>>>>
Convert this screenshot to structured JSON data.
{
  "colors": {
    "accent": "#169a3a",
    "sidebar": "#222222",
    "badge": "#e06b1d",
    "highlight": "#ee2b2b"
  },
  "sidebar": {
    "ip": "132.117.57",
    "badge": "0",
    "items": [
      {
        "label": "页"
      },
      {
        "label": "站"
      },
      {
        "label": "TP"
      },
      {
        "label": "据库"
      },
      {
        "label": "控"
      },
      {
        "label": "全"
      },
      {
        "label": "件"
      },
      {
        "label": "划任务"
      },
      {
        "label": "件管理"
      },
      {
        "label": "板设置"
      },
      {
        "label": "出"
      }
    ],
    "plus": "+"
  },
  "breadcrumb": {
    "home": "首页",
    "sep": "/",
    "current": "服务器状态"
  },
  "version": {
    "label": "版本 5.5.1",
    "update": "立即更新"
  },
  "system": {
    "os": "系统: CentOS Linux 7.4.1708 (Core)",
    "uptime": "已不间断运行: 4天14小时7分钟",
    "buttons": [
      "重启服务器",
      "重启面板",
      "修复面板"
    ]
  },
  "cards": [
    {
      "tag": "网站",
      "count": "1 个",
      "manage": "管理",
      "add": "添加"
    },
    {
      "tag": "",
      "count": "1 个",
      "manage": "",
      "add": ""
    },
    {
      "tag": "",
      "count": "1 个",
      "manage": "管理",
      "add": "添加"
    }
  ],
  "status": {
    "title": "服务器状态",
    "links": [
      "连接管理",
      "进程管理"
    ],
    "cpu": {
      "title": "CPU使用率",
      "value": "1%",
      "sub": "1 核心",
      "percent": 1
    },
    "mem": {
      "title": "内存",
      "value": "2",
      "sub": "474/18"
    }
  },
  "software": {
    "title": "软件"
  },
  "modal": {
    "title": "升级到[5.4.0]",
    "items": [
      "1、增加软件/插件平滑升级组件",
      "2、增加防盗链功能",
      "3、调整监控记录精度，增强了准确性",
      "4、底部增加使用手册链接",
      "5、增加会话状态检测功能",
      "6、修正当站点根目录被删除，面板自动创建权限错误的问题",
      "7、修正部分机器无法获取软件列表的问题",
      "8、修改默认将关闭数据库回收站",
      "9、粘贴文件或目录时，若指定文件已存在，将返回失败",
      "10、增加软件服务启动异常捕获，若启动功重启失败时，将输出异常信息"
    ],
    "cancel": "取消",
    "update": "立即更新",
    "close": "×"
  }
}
<<<<
What to do:
Extract all the material, leaving every line as it is.

Exercise output:
Convert this screenshot to structured JSON data.
{
  "colors": {
    "accent": "#169a3a",
    "sidebar": "#222222",
    "badge": "#e06b1d",
    "highlight": "#ee2b2b"
  },
  "sidebar": {
    "ip": "132.117.57",
    "badge": "0",
    "items": [
      {
        "label": "页"
      },
      {
        "label": "站"
      },
      {
        "label": "TP"
      },
      {
        "label": "据库"
      },
      {
        "label": "控"
      },
      {
        "label": "全"
      },
      {
        "label": "件"
      },
      {
        "label": "划任务"
      },
      {
        "label": "件管理"
      },
      {
        "label": "板设置"
      },
      {
        "label": "出"
      }
    ],
    "plus": "+"
  },
  "breadcrumb": {
    "home": "首页",
    "sep": "/",
    "current": "服务器状态"
  },
  "version": {
    "label": "版本 5.5.1",
    "update": "立即更新"
  },
  "system": {
    "os": "系统: CentOS Linux 7.4.1708 (Core)",
    "uptime": "已不间断运行: 4天14小时7分钟",
    "buttons": [
      "重启服务器",
      "重启面板",
      "修复面板"
    ]
  },
  "cards": [
    {
      "tag": "网站",
      "count": "1 个",
      "manage": "管理",
      "add": "添加"
    },
    {
      "tag": "",
      "count": "1 个",
      "manage": "",
      "add": ""
    },
    {
      "tag": "",
      "count": "1 个",
      "manage": "管理",
      "add": "添加"
    }
  ],
  "status": {
    "title": "服务器状态",
    "links": [
      "连接管理",
      "进程管理"
    ],
    "cpu": {
      "title": "CPU使用率",
      "value": "1%",
      "sub": "1 核心",
      "percent": 1
    },
    "mem": {
      "title": "内存",
      "value": "2",
      "sub": "474/18"
    }
  },
  "software": {
    "title": "软件"
  },
  "modal": {
    "title": "升级到[5.4.0]",
    "items": [
      "1、增加软件/插件平滑升级组件",
      "2、增加防盗链功能",
      "3、调整监控记录精度，增强了准确性",
      "4、底部增加使用手册链接",
      "5、增加会话状态检测功能",
      "6、修正当站点根目录被删除，面板自动创建权限错误的问题",
      "7、修正部分机器无法获取软件列表的问题",
      "8、修改默认将关闭数据库回收站",
      "9、粘贴文件或目录时，若指定文件已存在，将返回失败",
      "10、增加软件服务启动异常捕获，若启动功重启失败时，将输出异常信息"
    ],
    "cancel": "取消",
    "update": "立即更新",
    "close": "×"
  }
}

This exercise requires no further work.